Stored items
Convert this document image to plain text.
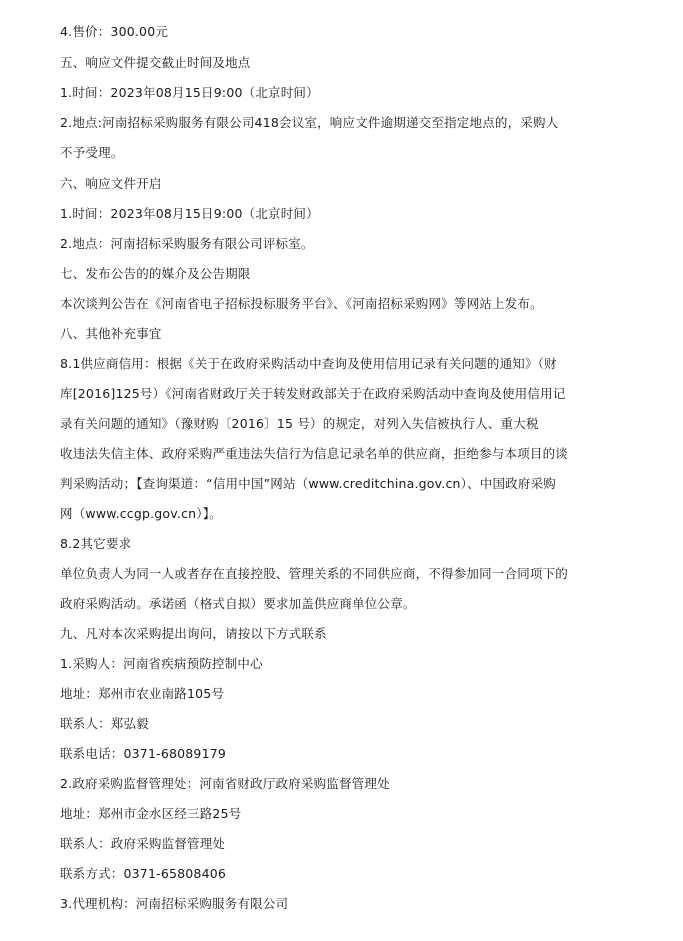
4.售价：300.00元
五、响应文件提交截止时间及地点
1.时间：2023年08月15日9:00（北京时间）
2.地点:河南招标采购服务有限公司418会议室，响应文件逾期递交至指定地点的，采购人
不予受理。
六、响应文件开启
1.时间：2023年08月15日9:00（北京时间）
2.地点：河南招标采购服务有限公司评标室。
七、发布公告的的媒介及公告期限
本次谈判公告在《河南省电子招标投标服务平台》、《河南招标采购网》等网站上发布。
八、其他补充事宜
8.1供应商信用：根据《关于在政府采购活动中查询及使用信用记录有关问题的通知》（财
库[2016]125号）《河南省财政厅关于转发财政部关于在政府采购活动中查询及使用信用记
录有关问题的通知》（豫财购〔2016〕15 号）的规定，对列入失信被执行人、重大税
收违法失信主体、政府采购严重违法失信行为信息记录名单的供应商，拒绝参与本项目的谈
判采购活动；【查询渠道：“信用中国”网站（www.creditchina.gov.cn）、中国政府采购
网（www.ccgp.gov.cn）】。
8.2其它要求
单位负责人为同一人或者存在直接控股、管理关系的不同供应商，不得参加同一合同项下的
政府采购活动。承诺函（格式自拟）要求加盖供应商单位公章。
九、凡对本次采购提出询问，请按以下方式联系
1.采购人：河南省疾病预防控制中心
地址：郑州市农业南路105号
联系人：郑弘毅
联系电话：0371-68089179
2.政府采购监督管理处：河南省财政厅政府采购监督管理处
地址：郑州市金水区经三路25号
联系人：政府采购监督管理处
联系方式：0371-65808406
3.代理机构：河南招标采购服务有限公司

## DIRECTIONS FOR THIS TASK:
Copy out the whole listing exactly, and don't carry over any pictures.

## SOLUTION FOR THIS TASK:
Convert this document image to plain text.
4.售价：300.00元
五、响应文件提交截止时间及地点
1.时间：2023年08月15日9:00（北京时间）
2.地点:河南招标采购服务有限公司418会议室，响应文件逾期递交至指定地点的，采购人
不予受理。
六、响应文件开启
1.时间：2023年08月15日9:00（北京时间）
2.地点：河南招标采购服务有限公司评标室。
七、发布公告的的媒介及公告期限
本次谈判公告在《河南省电子招标投标服务平台》、《河南招标采购网》等网站上发布。
八、其他补充事宜
8.1供应商信用：根据《关于在政府采购活动中查询及使用信用记录有关问题的通知》（财
库[2016]125号）《河南省财政厅关于转发财政部关于在政府采购活动中查询及使用信用记
录有关问题的通知》（豫财购〔2016〕15 号）的规定，对列入失信被执行人、重大税
收违法失信主体、政府采购严重违法失信行为信息记录名单的供应商，拒绝参与本项目的谈
判采购活动；【查询渠道：“信用中国”网站（www.creditchina.gov.cn）、中国政府采购
网（www.ccgp.gov.cn）】。
8.2其它要求
单位负责人为同一人或者存在直接控股、管理关系的不同供应商，不得参加同一合同项下的
政府采购活动。承诺函（格式自拟）要求加盖供应商单位公章。
九、凡对本次采购提出询问，请按以下方式联系
1.采购人：河南省疾病预防控制中心
地址：郑州市农业南路105号
联系人：郑弘毅
联系电话：0371-68089179
2.政府采购监督管理处：河南省财政厅政府采购监督管理处
地址：郑州市金水区经三路25号
联系人：政府采购监督管理处
联系方式：0371-65808406
3.代理机构：河南招标采购服务有限公司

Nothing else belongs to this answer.